Doulaize (Doubs), entre deux ruisseaux non loin de la Loue,
s'explique régulièrement par dol-ia, «endroit où il y a un dol»,
comme Planaise (Sav.) et Planèzes (P.-O.) par plan-ia,
« endroit où il y a un plan, une plaine » (pour le traitement de la désinence
gauloise -ia, cf. infra pp. 72-79).
Dans Doullens (Somme), au confluent de la
Grouches et de l'Authie, on reconnaîtra l'équivalent continental du
gallois dolen; de même dans Piolenc (Vaucluse, Poiodolen
en 998), entre l'Aygues et un ruisseau, non loin du Rhône; ainsi que dans
les deux Dollendorf de la Rhénanie allemande, en des sites
analogues. Dollon (Sarthe), entre la Longuèvre et la Due qui se
joignent pour se jeter dans l'Huisne, continuerait ce dolon que
suppose le rivus dolonosus cité par Holder comme nom d'une rivière
des Vosges vers 661. Le même mot explique Doulon, nom d'un hameau
de la Loire-Atlantique, et aussi d'un quartier de Nantes bâti dans une
ancienne prairie entre la Loire et l'Erdre. Enfin un nom de village
gallois, Dolanog, dans une boucle de la Vyrnwy, permettrait de
supposer une forme dolan si le mot n'était déjà attesté dans le
nom d'une petite presqu'île de la commune de Séné qui s'avance dans les
salines à l'intérieur du golfe du Morbihan : on le retrouve dans Dolancourt
(Aube), au confluent de l'Aube et du Landion, et sans doute dans Dolaincourt
(Vosges), sur un petit affluent du Vair, et Doulaincourt
(Haute-Marne) sur le Rognon, affluent de la Marne. A Rennes, la rue du Champ-Dolent
garde le souvenir d'une ancienne île entre deux bras de la Vilaine
(cf.Banéat, Le Vieux Rennes, carte).
!!!!!!!!!! corrections n cours !
Parmi les autres toponymes que leur site suggère de considérer comme des
composés ou des dérivés de dol, signalons Dolcourt (Meurthe-çt-Moselle),
Dolving (Moselle), Doulcon (Meuse), Doulevant (Haute-Marne), Dolleren
(Haut-Rhin), Dolignon (Aisne), Dollot (Yonne), Dolaizon (Haute-Loire),
Doulezon (Gironde), Dolomieu (Isère), Dolmayrac (Lot-et-Garonne), Mérindol
(Drôme), Mirandol (Tarn) et Bandol (Var). Ce dernier, qui désigne un
promontoire rocheux s'avançant dans la Méditerranée, s'explique par
ben, nom de la hauteur rocheuse très fréquent dans la toponymie écossaise,
et la notion de presqu'île inhérente à celle de méandre exprimée par
dol : Dolan dans le golfe du Morbihan et Landaul dont on parlera plus
loin, aident à comprendre que dol, dans Bandol, puisse désigner un
promontoire marin.

::::

OBJECTIF A:
Réécris en tableau Markdown les lignes de la liste, depuis la première jusqu'à celle qui contient « bar[interactable] <box>1073 403 », toutes deux comprises, avec une colonne « N° » pour le numéro de ligne et une colonne « Contenu » pour la ligne. Laisse de côté les lignes vides.

[Éléments tirés d'une source de données]
::::

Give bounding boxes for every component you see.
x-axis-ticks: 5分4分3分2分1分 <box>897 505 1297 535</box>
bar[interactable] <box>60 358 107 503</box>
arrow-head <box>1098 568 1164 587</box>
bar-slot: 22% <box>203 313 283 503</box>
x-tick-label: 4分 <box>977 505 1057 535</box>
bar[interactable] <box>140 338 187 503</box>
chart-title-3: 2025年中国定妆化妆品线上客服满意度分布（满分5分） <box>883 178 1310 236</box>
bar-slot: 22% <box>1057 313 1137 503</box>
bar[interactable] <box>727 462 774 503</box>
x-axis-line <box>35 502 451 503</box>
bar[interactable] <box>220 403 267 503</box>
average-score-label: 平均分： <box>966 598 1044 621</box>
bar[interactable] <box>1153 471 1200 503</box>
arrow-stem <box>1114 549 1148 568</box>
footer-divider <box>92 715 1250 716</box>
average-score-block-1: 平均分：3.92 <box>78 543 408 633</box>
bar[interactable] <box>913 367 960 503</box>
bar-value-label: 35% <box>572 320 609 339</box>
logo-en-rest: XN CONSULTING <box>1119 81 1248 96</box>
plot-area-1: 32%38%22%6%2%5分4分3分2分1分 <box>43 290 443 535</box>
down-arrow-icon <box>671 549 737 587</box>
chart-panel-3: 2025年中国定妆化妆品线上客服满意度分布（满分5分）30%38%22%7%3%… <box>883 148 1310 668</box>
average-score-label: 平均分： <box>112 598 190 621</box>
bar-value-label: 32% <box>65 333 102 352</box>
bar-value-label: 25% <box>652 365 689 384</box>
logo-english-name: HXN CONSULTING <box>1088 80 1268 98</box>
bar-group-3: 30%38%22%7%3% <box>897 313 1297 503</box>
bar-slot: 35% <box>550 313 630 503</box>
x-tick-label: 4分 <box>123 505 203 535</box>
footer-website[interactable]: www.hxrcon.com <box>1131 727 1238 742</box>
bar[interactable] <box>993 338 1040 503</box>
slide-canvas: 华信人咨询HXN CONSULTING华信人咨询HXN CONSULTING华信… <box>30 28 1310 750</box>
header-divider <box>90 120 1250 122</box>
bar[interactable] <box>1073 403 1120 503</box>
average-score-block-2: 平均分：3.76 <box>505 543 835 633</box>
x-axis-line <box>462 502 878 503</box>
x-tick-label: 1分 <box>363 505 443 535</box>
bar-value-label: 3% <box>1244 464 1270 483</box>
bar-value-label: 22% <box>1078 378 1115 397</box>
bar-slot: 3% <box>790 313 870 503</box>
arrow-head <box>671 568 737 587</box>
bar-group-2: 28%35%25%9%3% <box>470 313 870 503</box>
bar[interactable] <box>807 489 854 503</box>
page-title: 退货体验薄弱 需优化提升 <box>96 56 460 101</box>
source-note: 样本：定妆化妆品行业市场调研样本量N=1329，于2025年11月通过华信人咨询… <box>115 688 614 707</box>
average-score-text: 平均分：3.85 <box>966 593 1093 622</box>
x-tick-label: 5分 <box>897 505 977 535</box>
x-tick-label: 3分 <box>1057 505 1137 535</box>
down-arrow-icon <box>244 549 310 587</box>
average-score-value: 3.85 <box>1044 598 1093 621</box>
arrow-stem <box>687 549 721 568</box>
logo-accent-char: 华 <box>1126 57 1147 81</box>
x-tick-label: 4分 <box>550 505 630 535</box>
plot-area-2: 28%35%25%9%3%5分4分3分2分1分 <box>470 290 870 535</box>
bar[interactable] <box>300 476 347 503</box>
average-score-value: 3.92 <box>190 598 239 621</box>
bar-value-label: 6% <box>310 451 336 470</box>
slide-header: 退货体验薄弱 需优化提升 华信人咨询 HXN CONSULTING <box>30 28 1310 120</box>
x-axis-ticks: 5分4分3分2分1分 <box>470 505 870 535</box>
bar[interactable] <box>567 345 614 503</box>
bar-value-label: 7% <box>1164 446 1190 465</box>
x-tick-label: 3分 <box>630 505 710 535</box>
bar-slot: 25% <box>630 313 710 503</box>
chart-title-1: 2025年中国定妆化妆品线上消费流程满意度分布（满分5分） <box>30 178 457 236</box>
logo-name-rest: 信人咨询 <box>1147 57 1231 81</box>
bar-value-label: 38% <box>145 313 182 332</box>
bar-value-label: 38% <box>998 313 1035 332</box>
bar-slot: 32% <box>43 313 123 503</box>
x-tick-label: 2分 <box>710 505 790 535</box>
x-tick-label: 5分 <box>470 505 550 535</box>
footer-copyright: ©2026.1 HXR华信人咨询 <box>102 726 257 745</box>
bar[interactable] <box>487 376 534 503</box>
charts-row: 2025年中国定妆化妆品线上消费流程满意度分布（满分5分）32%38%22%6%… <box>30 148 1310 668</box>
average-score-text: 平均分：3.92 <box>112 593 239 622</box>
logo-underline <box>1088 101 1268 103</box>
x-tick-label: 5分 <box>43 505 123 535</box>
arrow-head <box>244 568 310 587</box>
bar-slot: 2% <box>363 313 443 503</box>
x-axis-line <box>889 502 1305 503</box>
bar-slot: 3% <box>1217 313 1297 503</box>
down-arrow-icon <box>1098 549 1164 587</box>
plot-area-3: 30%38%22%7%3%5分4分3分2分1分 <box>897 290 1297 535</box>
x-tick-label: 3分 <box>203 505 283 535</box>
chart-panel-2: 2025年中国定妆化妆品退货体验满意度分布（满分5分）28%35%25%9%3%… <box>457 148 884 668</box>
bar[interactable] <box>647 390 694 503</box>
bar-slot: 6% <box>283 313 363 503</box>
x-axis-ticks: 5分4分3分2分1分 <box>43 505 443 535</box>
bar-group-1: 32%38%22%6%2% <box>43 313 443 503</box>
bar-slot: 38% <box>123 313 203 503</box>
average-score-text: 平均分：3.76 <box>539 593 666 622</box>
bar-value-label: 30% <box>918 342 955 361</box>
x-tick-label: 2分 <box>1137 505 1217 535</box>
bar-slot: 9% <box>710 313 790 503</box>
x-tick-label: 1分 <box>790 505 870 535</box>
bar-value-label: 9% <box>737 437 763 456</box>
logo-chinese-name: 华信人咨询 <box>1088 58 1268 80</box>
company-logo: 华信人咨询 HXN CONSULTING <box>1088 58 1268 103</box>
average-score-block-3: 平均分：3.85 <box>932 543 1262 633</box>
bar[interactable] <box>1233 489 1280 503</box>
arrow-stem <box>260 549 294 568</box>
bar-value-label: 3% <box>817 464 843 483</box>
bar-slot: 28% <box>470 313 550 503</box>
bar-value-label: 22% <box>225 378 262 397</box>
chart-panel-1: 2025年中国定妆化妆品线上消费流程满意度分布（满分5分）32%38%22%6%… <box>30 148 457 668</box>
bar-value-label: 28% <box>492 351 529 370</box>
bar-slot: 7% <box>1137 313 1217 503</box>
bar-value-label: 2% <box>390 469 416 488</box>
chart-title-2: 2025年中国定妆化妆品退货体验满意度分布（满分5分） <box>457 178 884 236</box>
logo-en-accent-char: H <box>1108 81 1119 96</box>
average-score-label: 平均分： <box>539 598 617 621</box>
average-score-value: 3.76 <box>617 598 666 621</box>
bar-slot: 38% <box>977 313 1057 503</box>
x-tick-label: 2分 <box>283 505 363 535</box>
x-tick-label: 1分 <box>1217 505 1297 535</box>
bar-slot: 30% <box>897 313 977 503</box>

::::

OBJECTIF B:
Recopie à l'identique le passage du texte sur la toponymie compris entre « Parmi les autres » et « promontoire marin. », bornes incluses.

RÉSULTAT A:
| N° | Contenu |
|---|---|
| 1 | Give bounding boxes for every component you see. |
| 2 | x-axis-ticks: 5分4分3分2分1分 <box>897 505 1297 535</box> |
| 3 | bar[interactable] <box>60 358 107 503</box> |
| 4 | arrow-head <box>1098 568 1164 587</box> |
| 5 | bar-slot: 22% <box>203 313 283 503</box> |
| 6 | x-tick-label: 4分 <box>977 505 1057 535</box> |
| 7 | bar[interactable] <box>140 338 187 503</box> |
| 8 | chart-title-3: 2025年中国定妆化妆品线上客服满意度分布（满分5分） <box>883 178 1310 236</box> |
| 9 | bar-slot: 22% <box>1057 313 1137 503</box> |
| 10 | bar[interactable] <box>727 462 774 503</box> |
| 11 | x-axis-line <box>35 502 451 503</box> |
| 12 | bar[interactable] <box>220 403 267 503</box> |
| 13 | average-score-label: 平均分： <box>966 598 1044 621</box> |
| 14 | bar[interactable] <box>1153 471 1200 503</box> |
| 15 | arrow-stem <box>1114 549 1148 568</box> |
| 16 | footer-divider <box>92 715 1250 716</box> |
| 17 | average-score-block-1: 平均分：3.92 <box>78 543 408 633</box> |
| 18 | bar[interactable] <box>913 367 960 503</box> |
| 19 | bar-value-label: 35% <box>572 320 609 339</box> |
| 20 | logo-en-rest: XN CONSULTING <box>1119 81 1248 96</box> |
| 21 | plot-area-1: 32%38%22%6%2%5分4分3分2分1分 <box>43 290 443 535</box> |
| 22 | down-arrow-icon <box>671 549 737 587</box> |
| 23 | chart-panel-3: 2025年中国定妆化妆品线上客服满意度分布（满分5分）30%38%22%7%3%… <box>883 148 1310 668</box> |
| 24 | average-score-label: 平均分： <box>112 598 190 621</box> |
| 25 | bar-value-label: 32% <box>65 333 102 352</box> |
| 26 | bar-value-label: 25% <box>652 365 689 384</box> |
| 27 | logo-english-name: HXN CONSULTING <box>1088 80 1268 98</box> |
| 28 | bar-group-3: 30%38%22%7%3% <box>897 313 1297 503</box> |
| 29 | bar-slot: 35% <box>550 313 630 503</box> |
| 30 | x-tick-label: 4分 <box>123 505 203 535</box> |
| 31 | footer-website[interactable]: www.hxrcon.com <box>1131 727 1238 742</box> |
| 32 | bar[interactable] <box>993 338 1040 503</box> |
| 33 | slide-canvas: 华信人咨询HXN CONSULTING华信人咨询HXN CONSULTING华信… <box>30 28 1310 750</box> |
| 34 | header-divider <box>90 120 1250 122</box> |
| 35 | bar[interactable] <box>1073 403 1120 503</box> |

RÉSULTAT B:
Parmi les autres toponymes que leur site suggère de considérer comme des
composés ou des dérivés de dol, signalons Dolcourt (Meurthe-çt-Moselle),
Dolving (Moselle), Doulcon (Meuse), Doulevant (Haute-Marne), Dolleren
(Haut-Rhin), Dolignon (Aisne), Dollot (Yonne), Dolaizon (Haute-Loire),
Doulezon (Gironde), Dolomieu (Isère), Dolmayrac (Lot-et-Garonne), Mérindol
(Drôme), Mirandol (Tarn) et Bandol (Var). Ce dernier, qui désigne un
promontoire rocheux s'avançant dans la Méditerranée, s'explique par
ben, nom de la hauteur rocheuse très fréquent dans la toponymie écossaise,
et la notion de presqu'île inhérente à celle de méandre exprimée par
dol : Dolan dans le golfe du Morbihan et Landaul dont on parlera plus
loin, aident à comprendre que dol, dans Bandol, puisse désigner un
promontoire marin.